-- DOCUMENT EXCERPT start --
Post-Marathon Stuff Body/Mind – The Shu Box

Running + Body Stuff

(Please ignore this section if discussion of weight or body composition changes is triggering to you!!)

Some of you have been curious about body composition changes during the marathon training cycle.

During my Bayshore Marathon training, I peaked at 70 mpw (2 at 70 miles exactly, and multiple weeks in the 60s). I know some people struggle to keep weight on while running higher mileage; I have never been one of those people. I have instead experienced annoying weight gain while ramping up to higher mileage training before and whined about it as recently as a year ago.

(In retrospect, I think that July whine was brought on mainly by a birth control switch — I have since stopped all OCPs as it turned out that for me they were causing frequent and frustrating migraines.)
-- DOCUMENT EXCERPT end --
-- SUPPLIED INFORMATION start --
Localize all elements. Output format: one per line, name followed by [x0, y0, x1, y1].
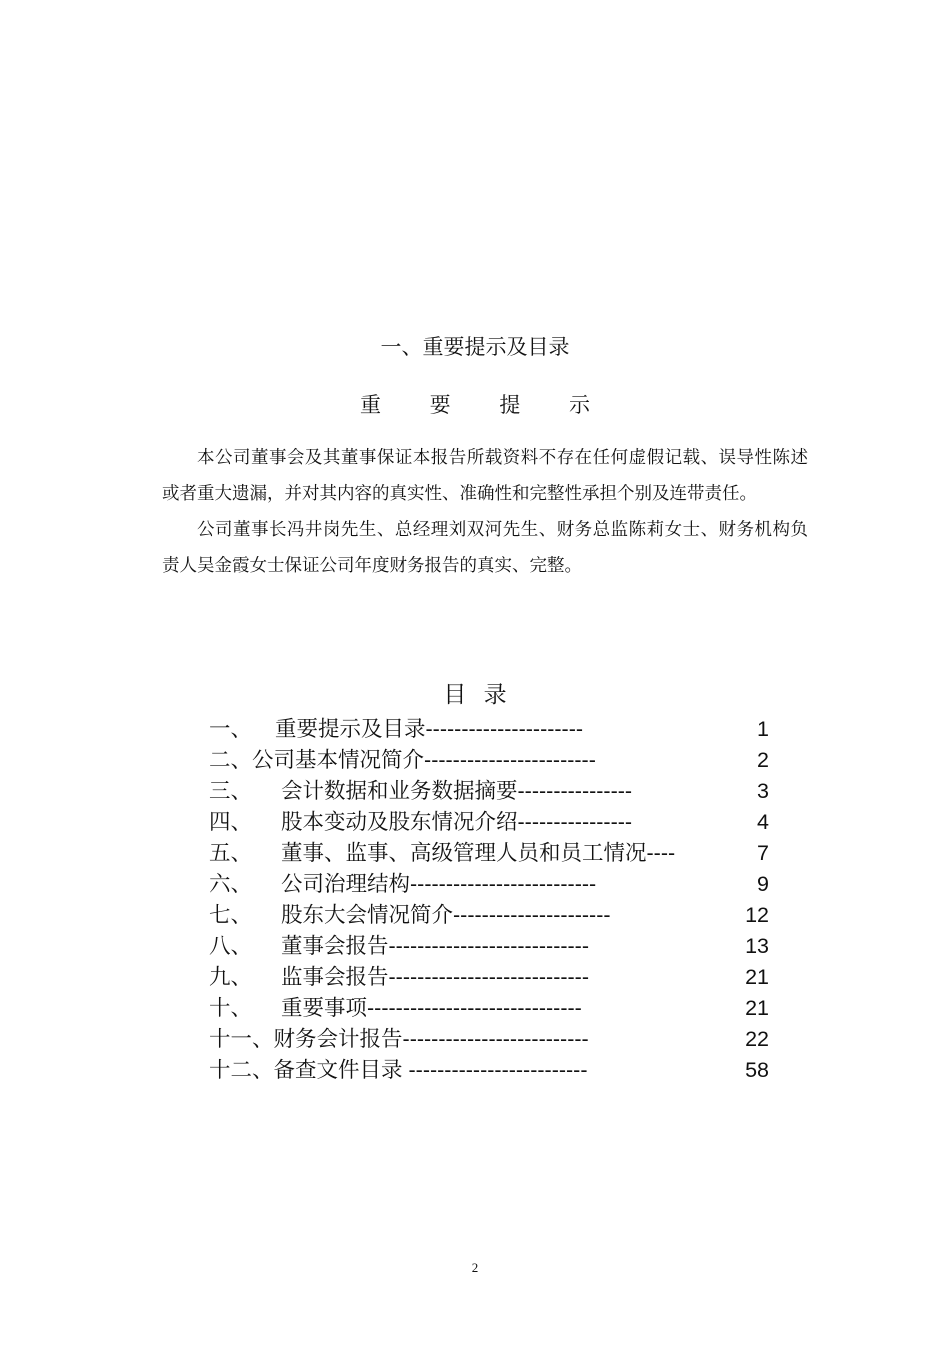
- toc-entry-page: 21: [745, 965, 769, 989]
- toc-entry[interactable]: [209, 900, 769, 931]
- toc-entry-number: 二、: [209, 748, 253, 772]
- toc-entry-page: 1: [757, 717, 769, 741]
- toc-entry-page: 22: [745, 1027, 769, 1051]
- toc-entry-number: 九、: [209, 965, 253, 989]
- toc-entry[interactable]: [209, 993, 769, 1024]
- toc-entry[interactable]: [209, 838, 769, 869]
- toc-entry-page: 12: [745, 903, 769, 927]
- toc-entry-number: 十一、: [209, 1027, 274, 1051]
- toc-entry-leader: ------------------------: [424, 748, 596, 772]
- notice-title-char: 重: [359, 393, 381, 417]
- notice-body: [162, 440, 808, 584]
- toc-entry-number: 三、: [209, 779, 253, 803]
- toc-entry-title: 重要事项: [281, 996, 368, 1020]
- toc-entry-page: 9: [757, 872, 769, 896]
- toc-entry-title: 重要提示及目录: [275, 717, 426, 741]
- toc-entry[interactable]: [209, 1055, 769, 1086]
- toc-entry[interactable]: [209, 745, 769, 776]
- toc-entry-number: 七、: [209, 903, 253, 927]
- table-of-contents: [209, 714, 769, 1086]
- toc-entry[interactable]: [209, 962, 769, 993]
- notice-title-char: 要: [429, 393, 451, 417]
- toc-entry-page: 7: [757, 841, 769, 865]
- toc-entry[interactable]: [209, 776, 769, 807]
- toc-entry-page: 58: [745, 1058, 769, 1082]
- toc-entry-title: 监事会报告: [281, 965, 389, 989]
- toc-entry-leader: -------------------------: [408, 1058, 588, 1082]
- toc-entry-number: 四、: [209, 810, 253, 834]
- toc-entry-leader: --------------------------: [410, 872, 597, 896]
- toc-entry-number: 十二、: [209, 1058, 274, 1082]
- toc-entry-leader: ----------------: [517, 810, 633, 834]
- toc-entry-leader: ----------------------: [425, 717, 584, 741]
- toc-entry-leader: ----------------------: [453, 903, 611, 927]
- toc-entry-number: 五、: [209, 841, 253, 865]
- toc-entry[interactable]: [209, 869, 769, 900]
- toc-entry-title: 股东大会情况简介: [281, 903, 454, 927]
- toc-entry-number: 一、: [209, 717, 253, 741]
- toc-entry-leader: ------------------------------: [367, 996, 582, 1020]
- toc-title: 目 录: [443, 682, 507, 708]
- toc-entry-number: 六、: [209, 872, 253, 896]
- toc-entry-page: 13: [745, 934, 769, 958]
- toc-entry-number: 十、: [209, 996, 253, 1020]
- notice-title-char: 提: [499, 393, 521, 417]
- toc-entry-page: 2: [757, 748, 769, 772]
- toc-entry-page: 21: [745, 996, 769, 1020]
- section-heading: 一、重要提示及目录: [380, 335, 570, 359]
- toc-entry-title: 会计数据和业务数据摘要: [281, 779, 518, 803]
- toc-entry-number: 八、: [209, 934, 253, 958]
- page-number: 2: [471, 1260, 479, 1275]
- toc-entry[interactable]: [209, 931, 769, 962]
- notice-paragraph: 公司董事长冯井岗先生、总经理刘双河先生、财务总监陈莉女士、财务机构负责人吴金霞女士保证公司年度财务报告的真实、完整。: [162, 520, 808, 576]
- toc-entry-title: 备查文件目录: [273, 1058, 409, 1082]
- toc-entry-title: 股本变动及股东情况介绍: [281, 810, 518, 834]
- toc-entry-leader: ----------------------------: [388, 965, 589, 989]
- notice-title-char: 示: [569, 393, 591, 417]
- notice-paragraph: 本公司董事会及其董事保证本报告所载资料不存在任何虚假记载、误导性陈述或者重大遗漏，并对其内容的真实性、准确性和完整性承担个别及连带责任。: [162, 448, 808, 504]
- toc-entry-title: 公司治理结构: [281, 872, 411, 896]
- toc-entry-title: 董事会报告: [281, 934, 389, 958]
- toc-entry[interactable]: [209, 714, 769, 745]
- toc-entry[interactable]: [209, 1024, 769, 1055]
- toc-entry-title: 财务会计报告: [273, 1027, 403, 1051]
- toc-entry-leader: ----: [646, 841, 676, 865]
- notice-title: [0, 390, 950, 420]
- toc-entry-leader: ----------------------------: [388, 934, 589, 958]
- toc-entry-leader: ----------------: [517, 779, 633, 803]
- toc-entry[interactable]: [209, 807, 769, 838]
- toc-entry-page: 4: [757, 810, 769, 834]
- toc-entry-leader: --------------------------: [402, 1027, 589, 1051]
- toc-entry-title: 公司基本情况简介: [252, 748, 425, 772]
- toc-entry-page: 3: [757, 779, 769, 803]
- toc-entry-title: 董事、监事、高级管理人员和员工情况: [281, 841, 647, 865]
-- SUPPLIED INFORMATION end --
THE TASKS:
1) Reproduce, character for character, every line of the listing from the one containing "- toc-entry-page: 21: [745, 965, 769, 989]" down to the one containing "- toc-entry-number: 四、: [209, 810, 253, 834]", both included.
2) Carry on the marathon training post from its last sentence.
The marathon training post and the listing come from unrelated sources.

SOLVED PROBLEMS:
1)
- toc-entry-page: 21: [745, 965, 769, 989]
- toc-entry[interactable]: [209, 900, 769, 931]
- toc-entry-number: 二、: [209, 748, 253, 772]
- toc-entry-page: 1: [757, 717, 769, 741]
- toc-entry-page: 22: [745, 1027, 769, 1051]
- toc-entry-number: 九、: [209, 965, 253, 989]
- toc-entry[interactable]: [209, 993, 769, 1024]
- toc-entry[interactable]: [209, 838, 769, 869]
- toc-entry-page: 12: [745, 903, 769, 927]
- toc-entry-number: 十一、: [209, 1027, 274, 1051]
- toc-entry-leader: ------------------------: [424, 748, 596, 772]
- notice-title-char: 重: [359, 393, 381, 417]
- notice-body: [162, 440, 808, 584]
- toc-entry-number: 三、: [209, 779, 253, 803]
- toc-entry-title: 重要事项: [281, 996, 368, 1020]
- toc-entry-page: 9: [757, 872, 769, 896]
- toc-entry-title: 重要提示及目录: [275, 717, 426, 741]
- toc-entry[interactable]: [209, 1055, 769, 1086]
- toc-entry[interactable]: [209, 745, 769, 776]
- toc-entry-number: 七、: [209, 903, 253, 927]
- table-of-contents: [209, 714, 769, 1086]
- toc-entry[interactable]: [209, 962, 769, 993]
- notice-title-char: 要: [429, 393, 451, 417]
- toc-entry-page: 7: [757, 841, 769, 865]
- toc-entry[interactable]: [209, 776, 769, 807]
- toc-entry-page: 58: [745, 1058, 769, 1082]
- toc-entry-title: 监事会报告: [281, 965, 389, 989]
- toc-entry-leader: -------------------------: [408, 1058, 588, 1082]
- toc-entry-number: 四、: [209, 810, 253, 834]

2)
Last fall, I took Meghann Featherstun’s group nutrition training (I was in the fall marathon group as I was planning to run JAX at the time). My major takeaways from this course were:

  • Fuel your speedwork and long runs really well – I took a gel every 30 minutes on my long runs + speedwork.
  • Some form of carbs before every run – I usually use graham crackers with my coffee in the morning, just 2 sheets or 4 squares – and I think it helps! PS: the Trader Joe’s graham crackers are my favorite and they are BACK and this time I will buy 45 boxes so I can have them all year round. Apparently they are a ‘summer item’ . . .
  • Replace water + electrolytes aggressively. LMNT is my favorite.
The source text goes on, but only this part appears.